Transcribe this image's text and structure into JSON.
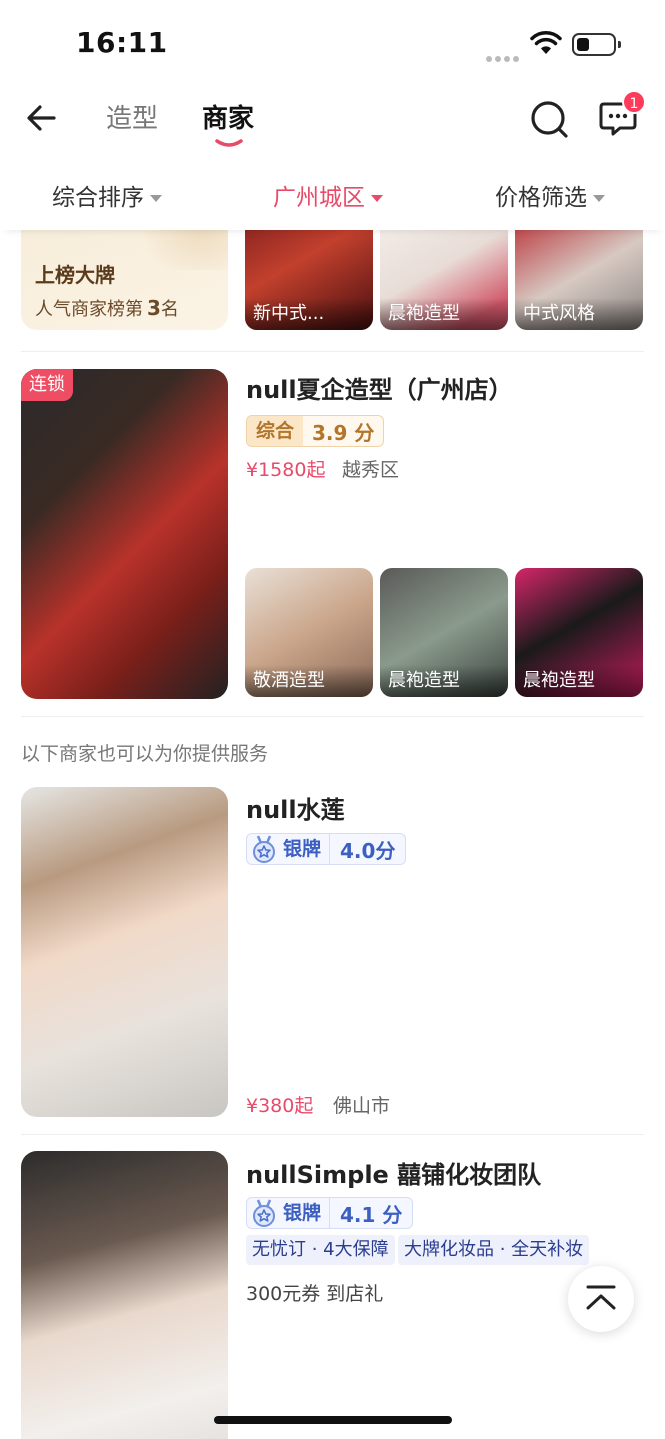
{
  "status_bar": {
    "time": "16:11"
  },
  "nav": {
    "tabs": [
      {
        "label": "造型",
        "active": false
      },
      {
        "label": "商家",
        "active": true
      }
    ],
    "message_badge": "1"
  },
  "filters": [
    {
      "label": "综合排序",
      "active": false
    },
    {
      "label": "广州城区",
      "active": true
    },
    {
      "label": "价格筛选",
      "active": false
    }
  ],
  "ranking_card": {
    "title": "上榜大牌",
    "subtitle": "人气商家榜第",
    "rank": "3",
    "rank_suffix": "名",
    "thumbnails": [
      {
        "caption": "新中式..."
      },
      {
        "caption": "晨袍造型"
      },
      {
        "caption": "中式风格"
      }
    ]
  },
  "shops": [
    {
      "tag": "连锁",
      "name": "null夏企造型（广州店）",
      "rating_label": "综合",
      "score": "3.9",
      "score_unit": "分",
      "price": "¥1580起",
      "area": "越秀区",
      "thumbnails": [
        {
          "caption": "敬酒造型"
        },
        {
          "caption": "晨袍造型"
        },
        {
          "caption": "晨袍造型"
        }
      ]
    }
  ],
  "section_label": "以下商家也可以为你提供服务",
  "more_shops": [
    {
      "name": "null水莲",
      "rating_label": "银牌",
      "score": "4.0",
      "score_unit": "分",
      "price": "¥380起",
      "area": "佛山市"
    },
    {
      "name": "nullSimple 囍铺化妆团队",
      "rating_label": "银牌",
      "score": "4.1",
      "score_unit": "分",
      "promos": [
        "无忧订 · 4大保障",
        "大牌化妆品 · 全天补妆"
      ],
      "coupon": "300元券 到店礼"
    }
  ],
  "colors": {
    "accent": "#e84a6a",
    "gold": "#b3752a",
    "silver_blue": "#3c5fc0"
  }
}
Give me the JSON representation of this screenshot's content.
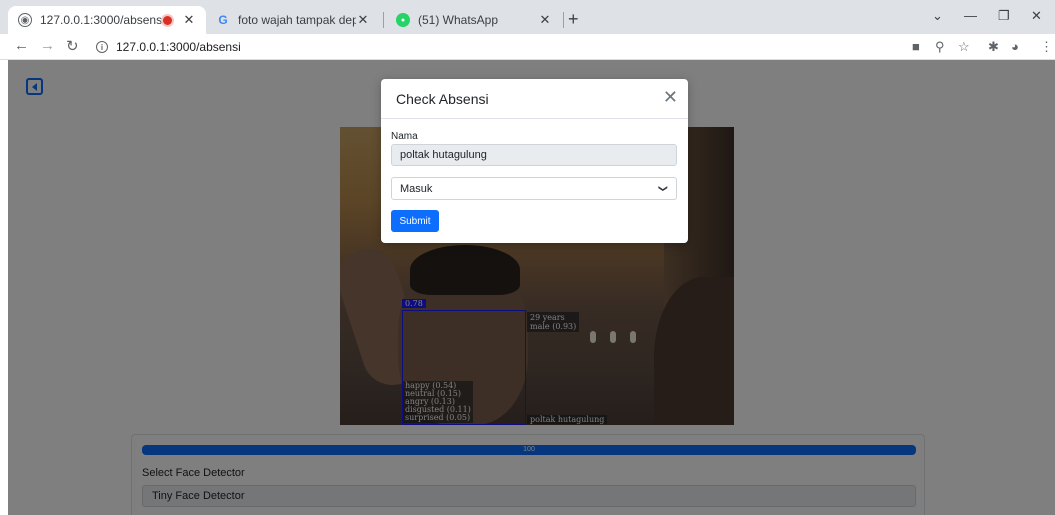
{
  "browser": {
    "tabs": [
      {
        "title": "127.0.0.1:3000/absensi",
        "active": true,
        "recording": true
      },
      {
        "title": "foto wajah tampak depan - Goog",
        "active": false
      },
      {
        "title": "(51) WhatsApp",
        "active": false
      }
    ],
    "url": "127.0.0.1:3000/absensi"
  },
  "page": {
    "video": {
      "detection_score": "0.78",
      "age_gender": [
        "29 years",
        "male (0.93)"
      ],
      "expressions": [
        "happy (0.54)",
        "neutral (0.15)",
        "angry (0.13)",
        "disgusted (0.11)",
        "surprised (0.05)"
      ],
      "matched_name": "poltak hutagulung"
    },
    "progress": {
      "label": "100",
      "value": 100
    },
    "detector": {
      "label": "Select Face Detector",
      "value": "Tiny Face Detector"
    }
  },
  "modal": {
    "title": "Check Absensi",
    "name_label": "Nama",
    "name_value": "poltak hutagulung",
    "status_value": "Masuk",
    "submit_label": "Submit"
  },
  "colors": {
    "accent": "#0d6efd",
    "box": "#1a1aff"
  }
}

+ + + + +

TO BE DONE – In your copy, leave out the pictures and reproduce the material above exactly.

RESPONSE FOR THIS EXERCISE –
Transcribe this image's text and structure into JSON.
{
  "status_bar": {
    "time": "16:11"
  },
  "nav": {
    "tabs": [
      {
        "label": "造型",
        "active": false
      },
      {
        "label": "商家",
        "active": true
      }
    ],
    "message_badge": "1"
  },
  "filters": [
    {
      "label": "综合排序",
      "active": false
    },
    {
      "label": "广州城区",
      "active": true
    },
    {
      "label": "价格筛选",
      "active": false
    }
  ],
  "ranking_card": {
    "title": "上榜大牌",
    "subtitle": "人气商家榜第",
    "rank": "3",
    "rank_suffix": "名",
    "thumbnails": [
      {
        "caption": "新中式..."
      },
      {
        "caption": "晨袍造型"
      },
      {
        "caption": "中式风格"
      }
    ]
  },
  "shops": [
    {
      "tag": "连锁",
      "name": "null夏企造型（广州店）",
      "rating_label": "综合",
      "score": "3.9",
      "score_unit": "分",
      "price": "¥1580起",
      "area": "越秀区",
      "thumbnails": [
        {
          "caption": "敬酒造型"
        },
        {
          "caption": "晨袍造型"
        },
        {
          "caption": "晨袍造型"
        }
      ]
    }
  ],
  "section_label": "以下商家也可以为你提供服务",
  "more_shops": [
    {
      "name": "null水莲",
      "rating_label": "银牌",
      "score": "4.0",
      "score_unit": "分",
      "price": "¥380起",
      "area": "佛山市"
    },
    {
      "name": "nullSimple 囍铺化妆团队",
      "rating_label": "银牌",
      "score": "4.1",
      "score_unit": "分",
      "promos": [
        "无忧订 · 4大保障",
        "大牌化妆品 · 全天补妆"
      ],
      "coupon": "300元券 到店礼"
    }
  ],
  "colors": {
    "accent": "#e84a6a",
    "gold": "#b3752a",
    "silver_blue": "#3c5fc0"
  }
}
Give me the JSON representation of this screenshot's content.
{
  "browser": {
    "tabs": [
      {
        "title": "127.0.0.1:3000/absensi",
        "active": true,
        "recording": true
      },
      {
        "title": "foto wajah tampak depan - Goog",
        "active": false
      },
      {
        "title": "(51) WhatsApp",
        "active": false
      }
    ],
    "url": "127.0.0.1:3000/absensi"
  },
  "page": {
    "video": {
      "detection_score": "0.78",
      "age_gender": [
        "29 years",
        "male (0.93)"
      ],
      "expressions": [
        "happy (0.54)",
        "neutral (0.15)",
        "angry (0.13)",
        "disgusted (0.11)",
        "surprised (0.05)"
      ],
      "matched_name": "poltak hutagulung"
    },
    "progress": {
      "label": "100",
      "value": 100
    },
    "detector": {
      "label": "Select Face Detector",
      "value": "Tiny Face Detector"
    }
  },
  "modal": {
    "title": "Check Absensi",
    "name_label": "Nama",
    "name_value": "poltak hutagulung",
    "status_value": "Masuk",
    "submit_label": "Submit"
  },
  "colors": {
    "accent": "#0d6efd",
    "box": "#1a1aff"
  }
}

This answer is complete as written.